Excerpted data start

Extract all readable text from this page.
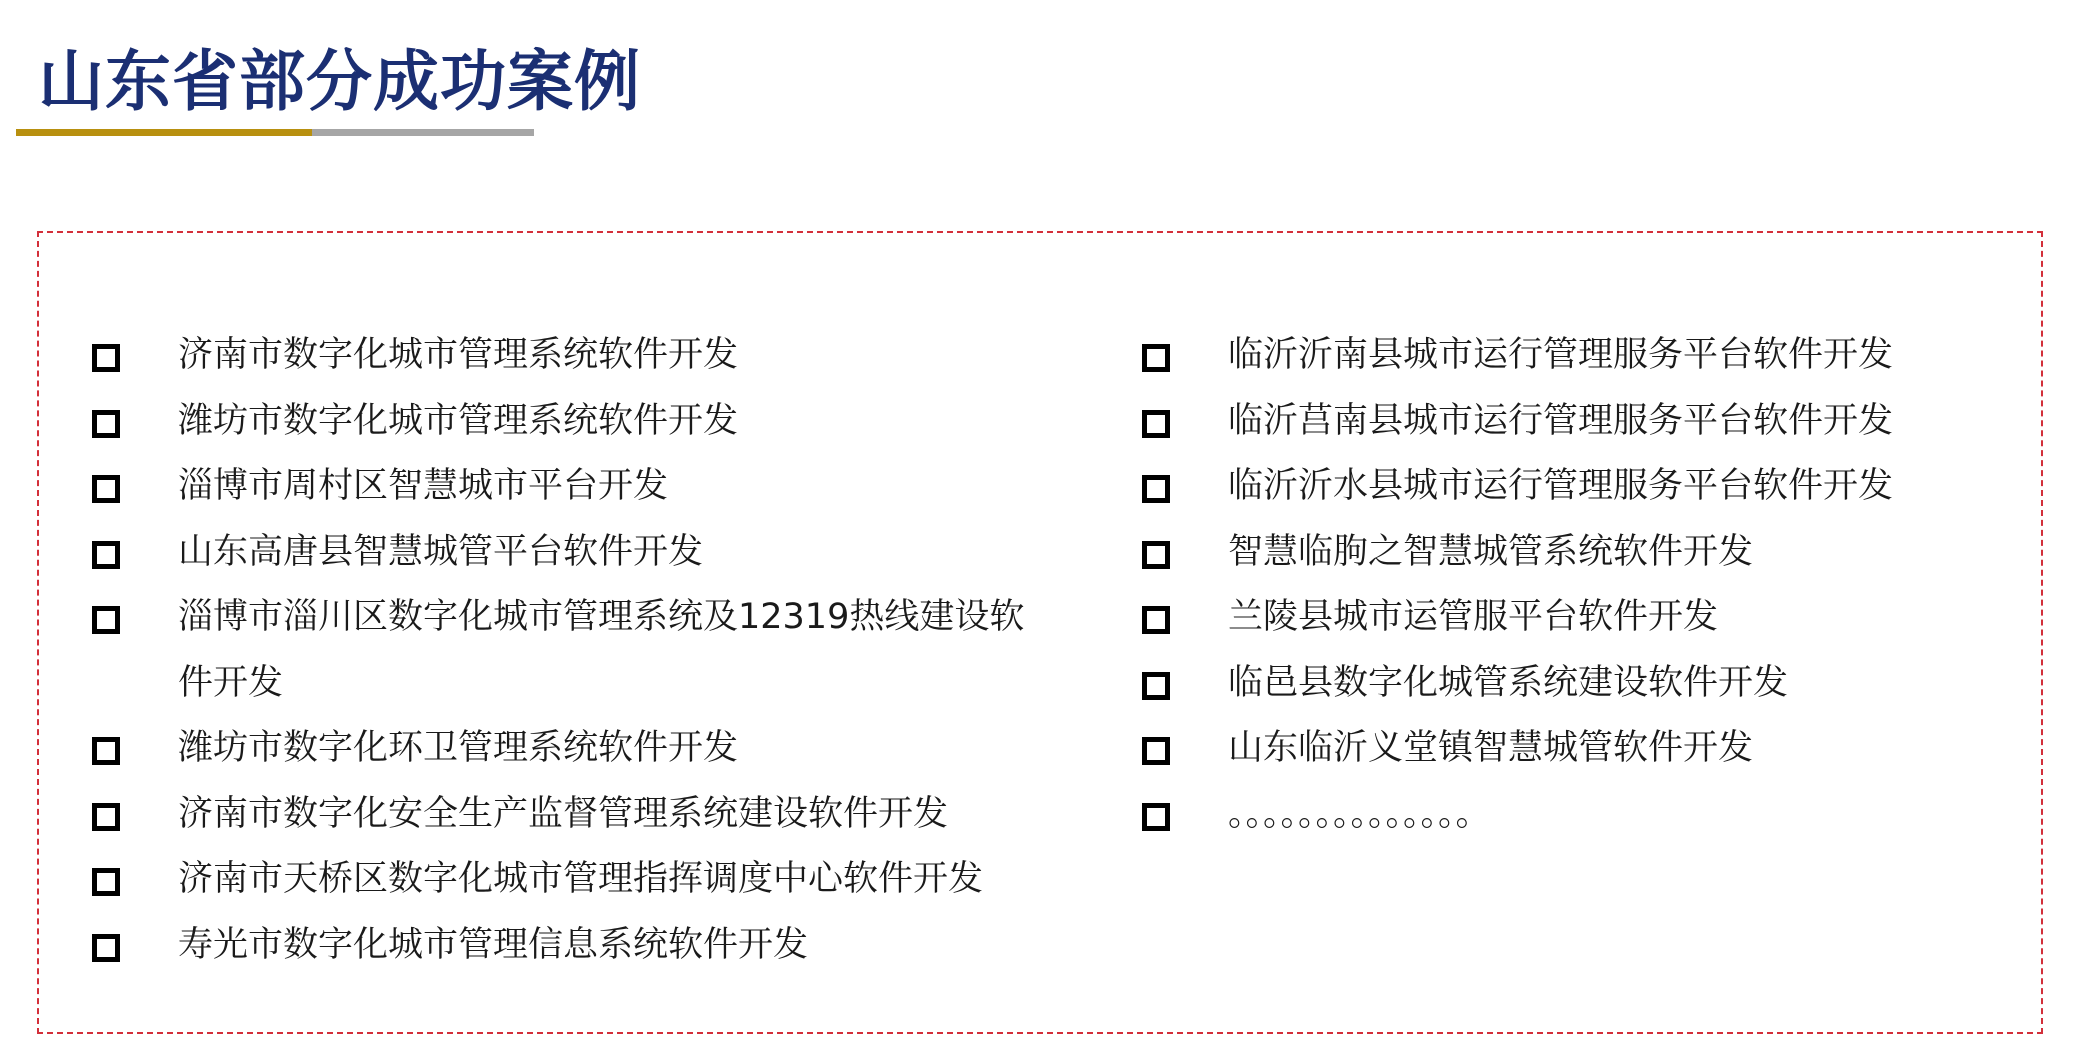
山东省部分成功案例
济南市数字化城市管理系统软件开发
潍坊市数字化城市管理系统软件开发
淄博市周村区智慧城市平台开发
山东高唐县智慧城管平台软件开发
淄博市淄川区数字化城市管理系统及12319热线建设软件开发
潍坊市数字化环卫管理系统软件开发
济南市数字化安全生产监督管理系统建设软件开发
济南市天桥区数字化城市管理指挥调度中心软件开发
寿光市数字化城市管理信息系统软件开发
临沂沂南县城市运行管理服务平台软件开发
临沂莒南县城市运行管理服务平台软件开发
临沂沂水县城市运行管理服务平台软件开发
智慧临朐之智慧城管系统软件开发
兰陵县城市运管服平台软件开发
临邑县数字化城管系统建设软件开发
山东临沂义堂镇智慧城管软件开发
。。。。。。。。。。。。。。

Excerpted data end

> What is asked
Output every entry exactly as given; pictures are not part of the copy.

> Reply
Extract all readable text from this page.
山东省部分成功案例
济南市数字化城市管理系统软件开发
潍坊市数字化城市管理系统软件开发
淄博市周村区智慧城市平台开发
山东高唐县智慧城管平台软件开发
淄博市淄川区数字化城市管理系统及12319热线建设软件开发
潍坊市数字化环卫管理系统软件开发
济南市数字化安全生产监督管理系统建设软件开发
济南市天桥区数字化城市管理指挥调度中心软件开发
寿光市数字化城市管理信息系统软件开发
临沂沂南县城市运行管理服务平台软件开发
临沂莒南县城市运行管理服务平台软件开发
临沂沂水县城市运行管理服务平台软件开发
智慧临朐之智慧城管系统软件开发
兰陵县城市运管服平台软件开发
临邑县数字化城管系统建设软件开发
山东临沂义堂镇智慧城管软件开发
。。。。。。。。。。。。。。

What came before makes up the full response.